Work to complete - Reply with one number: how many lines contain the word "pada".

Extracted material -
..........
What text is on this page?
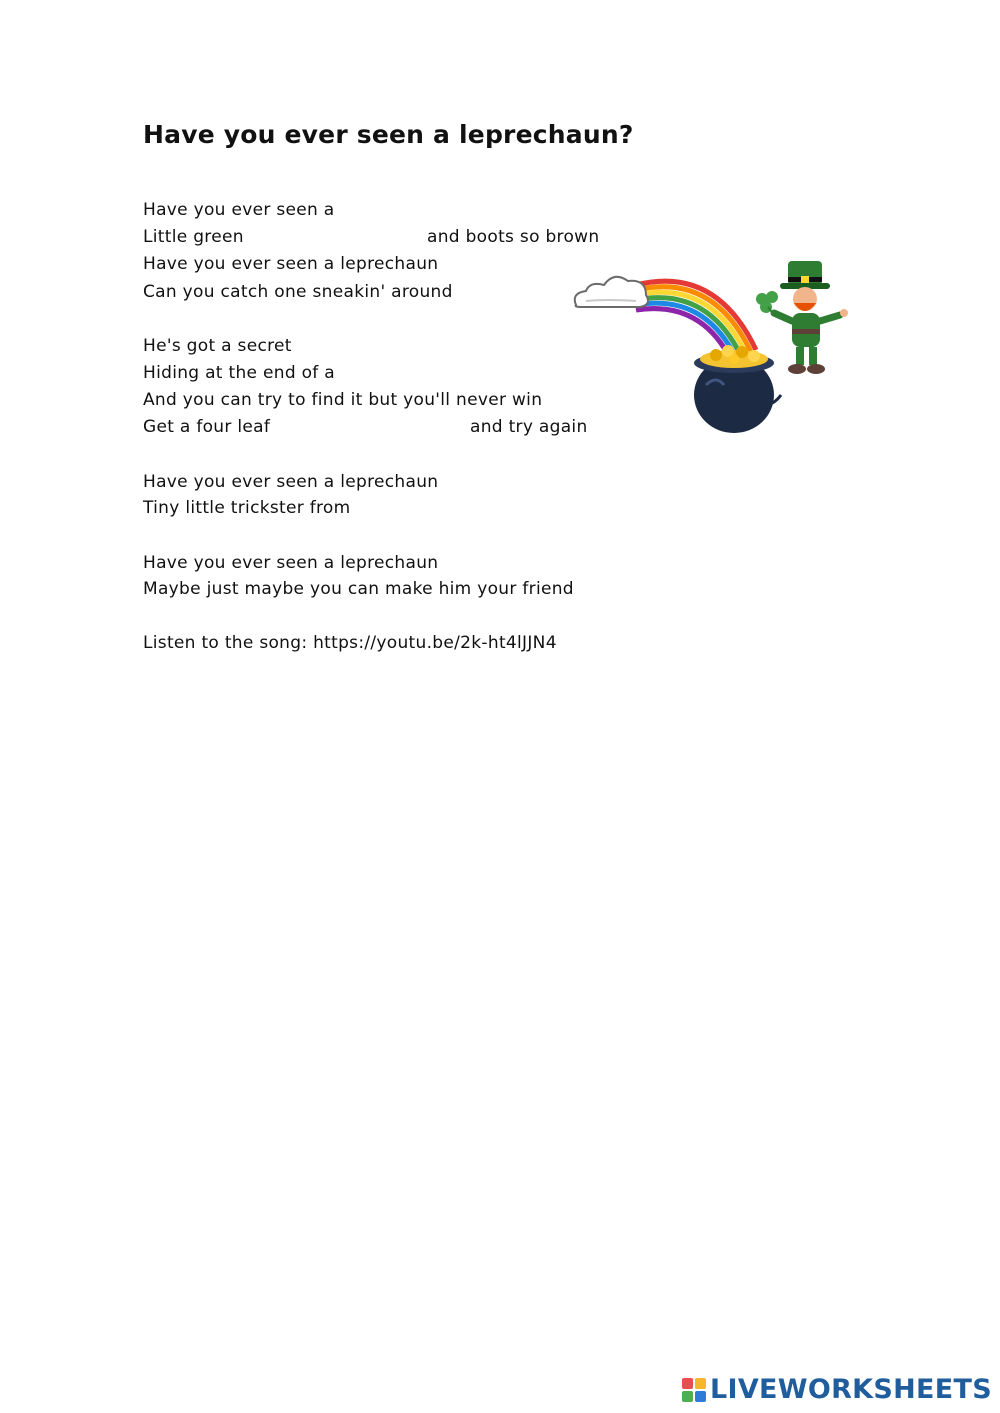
Have you ever seen a leprechaun?
Have you ever seen a
Little green	and boots so brown
Have you ever seen a leprechaun
Can you catch one sneakin' around
He's got a secret
Hiding at the end of a
And you can try to find it but you'll never win
Get a four leaf	and try again
Have you ever seen a leprechaun
Tiny little trickster from
Have you ever seen a leprechaun
Maybe just maybe you can make him your friend
Listen to the song: https://youtu.be/2k-ht4lJJN4
LIVEWORKSHEETS
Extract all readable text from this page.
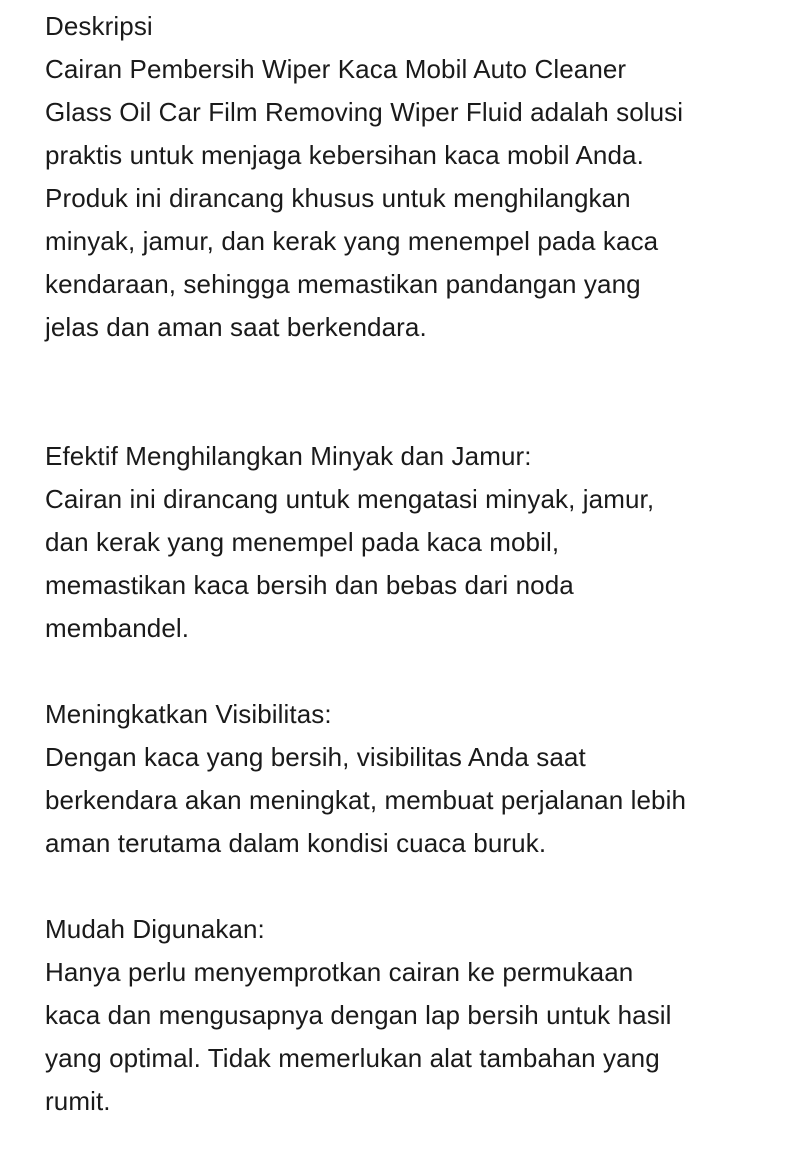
Deskripsi
Cairan Pembersih Wiper Kaca Mobil Auto Cleaner
Glass Oil Car Film Removing Wiper Fluid adalah solusi
praktis untuk menjaga kebersihan kaca mobil Anda.
Produk ini dirancang khusus untuk menghilangkan
minyak, jamur, dan kerak yang menempel pada kaca
kendaraan, sehingga memastikan pandangan yang
jelas dan aman saat berkendara.
Efektif Menghilangkan Minyak dan Jamur:
Cairan ini dirancang untuk mengatasi minyak, jamur,
dan kerak yang menempel pada kaca mobil,
memastikan kaca bersih dan bebas dari noda
membandel.
Meningkatkan Visibilitas:
Dengan kaca yang bersih, visibilitas Anda saat
berkendara akan meningkat, membuat perjalanan lebih
aman terutama dalam kondisi cuaca buruk.
Mudah Digunakan:
Hanya perlu menyemprotkan cairan ke permukaan
kaca dan mengusapnya dengan lap bersih untuk hasil
yang optimal. Tidak memerlukan alat tambahan yang
rumit.
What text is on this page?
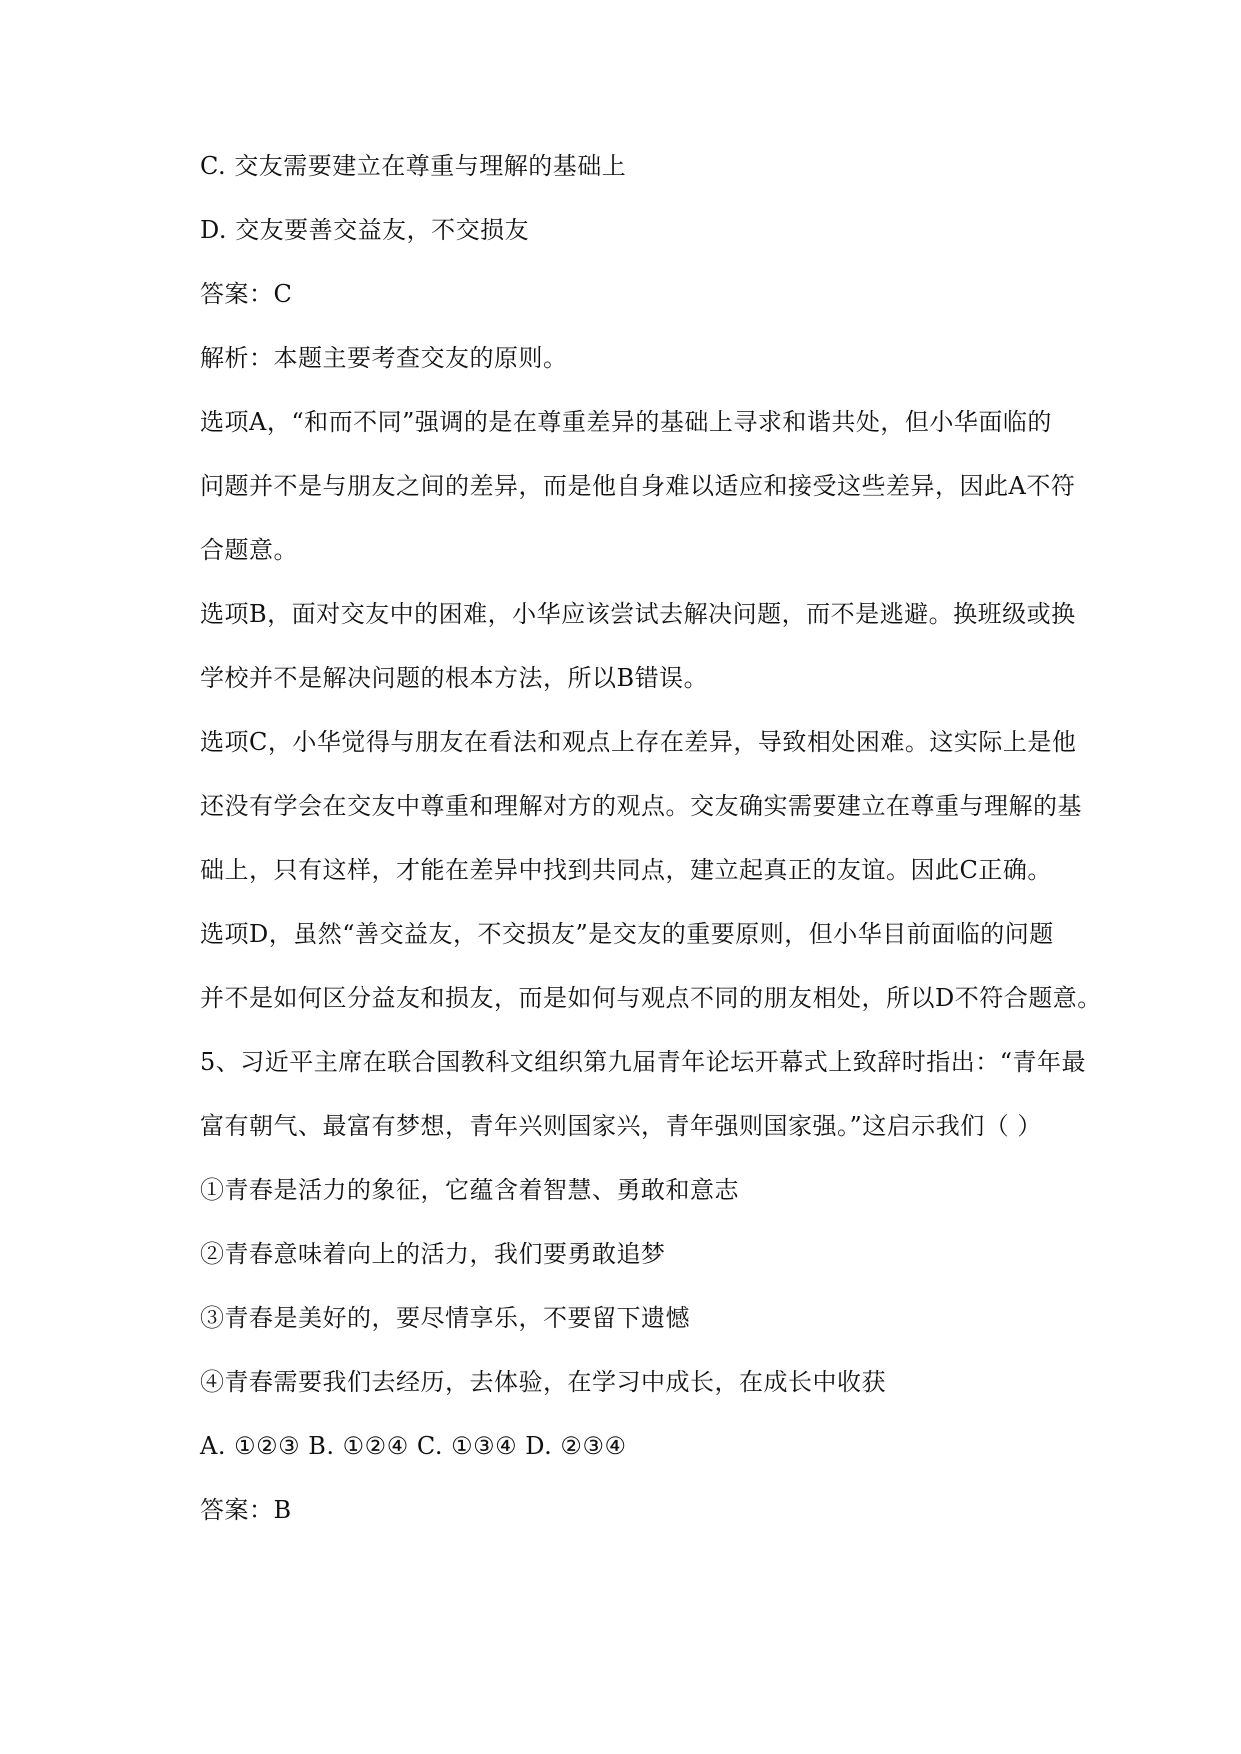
C. 交友需要建立在尊重与理解的基础上

D. 交友要善交益友，不交损友

答案：C

解析：本题主要考查交友的原则。

选项A，“和而不同”强调的是在尊重差异的基础上寻求和谐共处，但小华面临的

问题并不是与朋友之间的差异，而是他自身难以适应和接受这些差异，因此A不符

合题意。

选项B，面对交友中的困难，小华应该尝试去解决问题，而不是逃避。换班级或换

学校并不是解决问题的根本方法，所以B错误。

选项C，小华觉得与朋友在看法和观点上存在差异，导致相处困难。这实际上是他

还没有学会在交友中尊重和理解对方的观点。交友确实需要建立在尊重与理解的基

础上，只有这样，才能在差异中找到共同点，建立起真正的友谊。因此C正确。

选项D，虽然“善交益友，不交损友”是交友的重要原则，但小华目前面临的问题

并不是如何区分益友和损友，而是如何与观点不同的朋友相处，所以D不符合题意。

5、习近平主席在联合国教科文组织第九届青年论坛开幕式上致辞时指出：“青年最

富有朝气、最富有梦想，青年兴则国家兴，青年强则国家强。”这启示我们（ ）

①青春是活力的象征，它蕴含着智慧、勇敢和意志

②青春意味着向上的活力，我们要勇敢追梦

③青春是美好的，要尽情享乐，不要留下遗憾

④青春需要我们去经历，去体验，在学习中成长，在成长中收获

A. ①②③ B. ①②④ C. ①③④ D. ②③④

答案：B
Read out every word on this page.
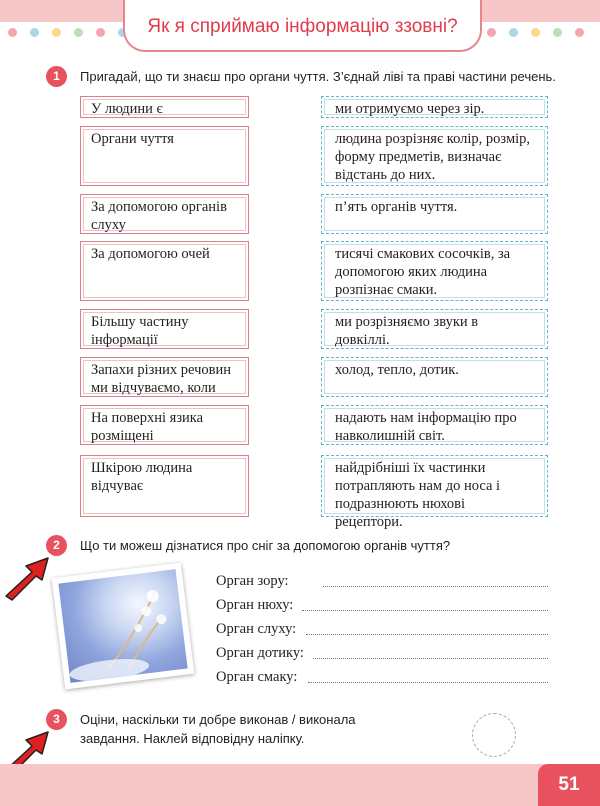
Як я сприймаю інформацію ззовні?
1	Пригадай, що ти знаєш про органи чуття. З’єднай ліві та праві частини речень.
У людини є
Органи чуття
За допомогою органів слуху
За допомогою очей
Більшу частину інформації
Запахи різних речовин ми відчуваємо, коли
На поверхні язика розміщені
Шкірою людина відчуває
ми отримуємо через зір.
людина розрізняє колір, розмір, форму предметів, визначає відстань до них.
п’ять органів чуття.
тисячі смакових сосочків, за допомогою яких людина розпізнає смаки.
ми розрізняємо звуки в довкіллі.
холод, тепло, дотик.
надають нам інформацію про навколишній світ.
найдрібніші їх частинки потрапляють нам до носа і подразнюють нюхові рецептори.
2	Що ти можеш дізнатися про сніг за допомогою органів чуття?
Орган зору:
Орган нюху:
Орган слуху:
Орган дотику:
Орган смаку:
3	Оціни, наскільки ти добре виконав / виконала
завдання. Наклей відповідну наліпку.
51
..........
Solved problem - 2